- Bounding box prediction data
Content starts
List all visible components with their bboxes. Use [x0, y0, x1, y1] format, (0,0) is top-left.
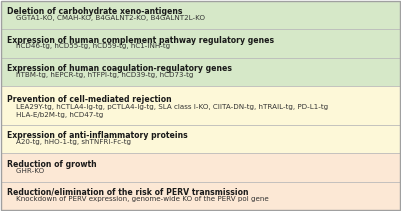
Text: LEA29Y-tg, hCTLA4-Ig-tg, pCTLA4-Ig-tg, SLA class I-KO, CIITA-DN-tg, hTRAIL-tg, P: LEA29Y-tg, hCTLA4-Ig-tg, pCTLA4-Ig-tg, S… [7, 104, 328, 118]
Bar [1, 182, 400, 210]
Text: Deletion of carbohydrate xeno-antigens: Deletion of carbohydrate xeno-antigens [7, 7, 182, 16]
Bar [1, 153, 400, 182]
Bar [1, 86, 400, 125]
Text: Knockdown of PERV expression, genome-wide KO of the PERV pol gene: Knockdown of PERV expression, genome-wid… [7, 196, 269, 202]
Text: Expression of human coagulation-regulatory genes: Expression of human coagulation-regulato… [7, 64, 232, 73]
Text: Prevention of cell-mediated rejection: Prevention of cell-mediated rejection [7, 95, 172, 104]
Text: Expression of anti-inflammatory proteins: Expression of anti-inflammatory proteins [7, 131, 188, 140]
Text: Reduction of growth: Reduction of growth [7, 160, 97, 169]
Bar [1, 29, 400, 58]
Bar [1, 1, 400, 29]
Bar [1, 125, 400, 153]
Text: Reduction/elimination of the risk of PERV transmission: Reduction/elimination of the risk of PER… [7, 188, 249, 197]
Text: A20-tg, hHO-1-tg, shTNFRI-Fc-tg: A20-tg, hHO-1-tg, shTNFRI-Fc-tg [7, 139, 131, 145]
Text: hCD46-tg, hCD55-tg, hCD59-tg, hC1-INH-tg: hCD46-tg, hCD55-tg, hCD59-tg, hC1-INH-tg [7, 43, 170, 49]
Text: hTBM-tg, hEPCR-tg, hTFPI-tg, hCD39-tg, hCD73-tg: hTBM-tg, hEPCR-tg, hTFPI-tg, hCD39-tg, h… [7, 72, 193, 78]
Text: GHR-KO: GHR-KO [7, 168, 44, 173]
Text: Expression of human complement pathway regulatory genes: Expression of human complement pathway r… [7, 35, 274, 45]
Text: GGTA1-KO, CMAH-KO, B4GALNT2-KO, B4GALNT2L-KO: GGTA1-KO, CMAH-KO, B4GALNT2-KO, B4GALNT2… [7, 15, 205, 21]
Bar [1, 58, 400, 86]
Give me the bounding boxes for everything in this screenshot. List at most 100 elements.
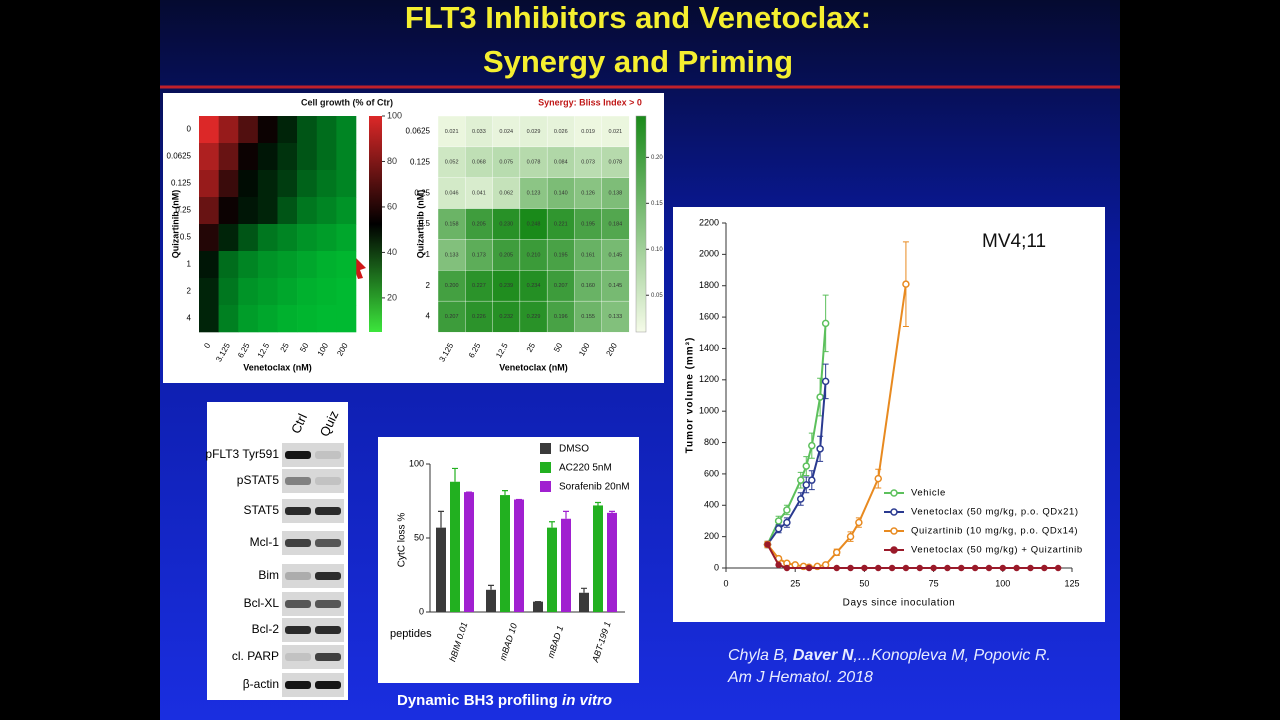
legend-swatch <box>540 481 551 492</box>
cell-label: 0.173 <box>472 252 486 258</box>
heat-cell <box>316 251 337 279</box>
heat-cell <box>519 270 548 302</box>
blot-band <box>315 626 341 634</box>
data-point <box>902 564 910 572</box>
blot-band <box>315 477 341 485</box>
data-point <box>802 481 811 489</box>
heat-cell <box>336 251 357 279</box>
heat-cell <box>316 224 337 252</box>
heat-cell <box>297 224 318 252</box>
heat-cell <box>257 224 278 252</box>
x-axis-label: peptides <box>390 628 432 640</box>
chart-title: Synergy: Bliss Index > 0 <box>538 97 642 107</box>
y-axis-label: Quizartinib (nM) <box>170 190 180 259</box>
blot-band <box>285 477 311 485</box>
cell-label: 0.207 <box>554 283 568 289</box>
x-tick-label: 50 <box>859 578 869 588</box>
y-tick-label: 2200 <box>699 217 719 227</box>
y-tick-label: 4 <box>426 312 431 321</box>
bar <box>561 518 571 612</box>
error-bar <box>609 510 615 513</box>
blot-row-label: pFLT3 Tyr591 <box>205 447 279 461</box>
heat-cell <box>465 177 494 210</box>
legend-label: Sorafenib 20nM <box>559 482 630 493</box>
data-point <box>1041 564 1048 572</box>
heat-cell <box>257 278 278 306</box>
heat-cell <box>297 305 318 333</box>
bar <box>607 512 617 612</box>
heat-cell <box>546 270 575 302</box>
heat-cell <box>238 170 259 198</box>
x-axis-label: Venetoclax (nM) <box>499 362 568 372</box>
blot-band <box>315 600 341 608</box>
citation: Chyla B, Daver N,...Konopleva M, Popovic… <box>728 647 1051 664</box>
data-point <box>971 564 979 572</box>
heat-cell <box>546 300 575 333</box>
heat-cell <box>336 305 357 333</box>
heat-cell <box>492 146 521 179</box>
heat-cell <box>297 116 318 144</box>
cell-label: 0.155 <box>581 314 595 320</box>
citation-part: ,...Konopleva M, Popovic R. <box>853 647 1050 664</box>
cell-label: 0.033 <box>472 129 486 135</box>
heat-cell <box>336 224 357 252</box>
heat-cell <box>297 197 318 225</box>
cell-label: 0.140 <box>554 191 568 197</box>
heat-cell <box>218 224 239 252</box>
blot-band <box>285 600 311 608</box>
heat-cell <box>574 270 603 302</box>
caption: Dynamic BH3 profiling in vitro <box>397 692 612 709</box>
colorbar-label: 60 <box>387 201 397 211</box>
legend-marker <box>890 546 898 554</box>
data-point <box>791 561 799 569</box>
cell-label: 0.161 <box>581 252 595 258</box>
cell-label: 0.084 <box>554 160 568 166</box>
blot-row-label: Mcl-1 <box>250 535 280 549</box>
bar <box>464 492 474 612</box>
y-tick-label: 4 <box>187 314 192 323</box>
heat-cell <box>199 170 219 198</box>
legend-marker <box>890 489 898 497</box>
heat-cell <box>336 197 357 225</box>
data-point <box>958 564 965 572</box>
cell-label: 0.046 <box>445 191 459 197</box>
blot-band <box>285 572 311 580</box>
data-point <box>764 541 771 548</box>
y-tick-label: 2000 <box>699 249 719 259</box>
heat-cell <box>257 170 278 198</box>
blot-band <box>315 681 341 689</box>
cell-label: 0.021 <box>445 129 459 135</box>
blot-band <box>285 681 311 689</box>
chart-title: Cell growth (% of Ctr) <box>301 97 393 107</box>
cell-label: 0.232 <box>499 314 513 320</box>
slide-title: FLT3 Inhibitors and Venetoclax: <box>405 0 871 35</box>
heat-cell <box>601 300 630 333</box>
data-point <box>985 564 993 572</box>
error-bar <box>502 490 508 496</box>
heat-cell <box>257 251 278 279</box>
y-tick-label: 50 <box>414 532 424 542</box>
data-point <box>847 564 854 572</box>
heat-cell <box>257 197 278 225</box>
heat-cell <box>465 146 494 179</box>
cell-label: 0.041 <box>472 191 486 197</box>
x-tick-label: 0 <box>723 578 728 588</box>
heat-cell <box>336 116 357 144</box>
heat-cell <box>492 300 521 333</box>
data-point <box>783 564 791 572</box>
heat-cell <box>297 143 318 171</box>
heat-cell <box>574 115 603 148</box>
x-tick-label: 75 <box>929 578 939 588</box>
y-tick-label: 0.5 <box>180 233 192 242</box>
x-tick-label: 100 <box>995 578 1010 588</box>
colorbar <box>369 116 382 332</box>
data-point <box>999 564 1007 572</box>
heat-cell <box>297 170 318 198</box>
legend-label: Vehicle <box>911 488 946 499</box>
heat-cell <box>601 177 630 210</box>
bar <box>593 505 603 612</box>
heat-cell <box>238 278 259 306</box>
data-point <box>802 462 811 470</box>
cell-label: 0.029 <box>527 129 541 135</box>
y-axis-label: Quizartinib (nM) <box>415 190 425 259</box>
Content ends
- Assignment
Look through the entries above. Copy out every line holding the word "PERV".

- Solved problem
Text: Knockdown of PERV expression, genome-wide KO of the PERV pol gene: Knockdown of PERV expression, genome-wid… [7, 196, 269, 202]
Text: Reduction/elimination of the risk of PERV transmission: Reduction/elimination of the risk of PER… [7, 188, 249, 197]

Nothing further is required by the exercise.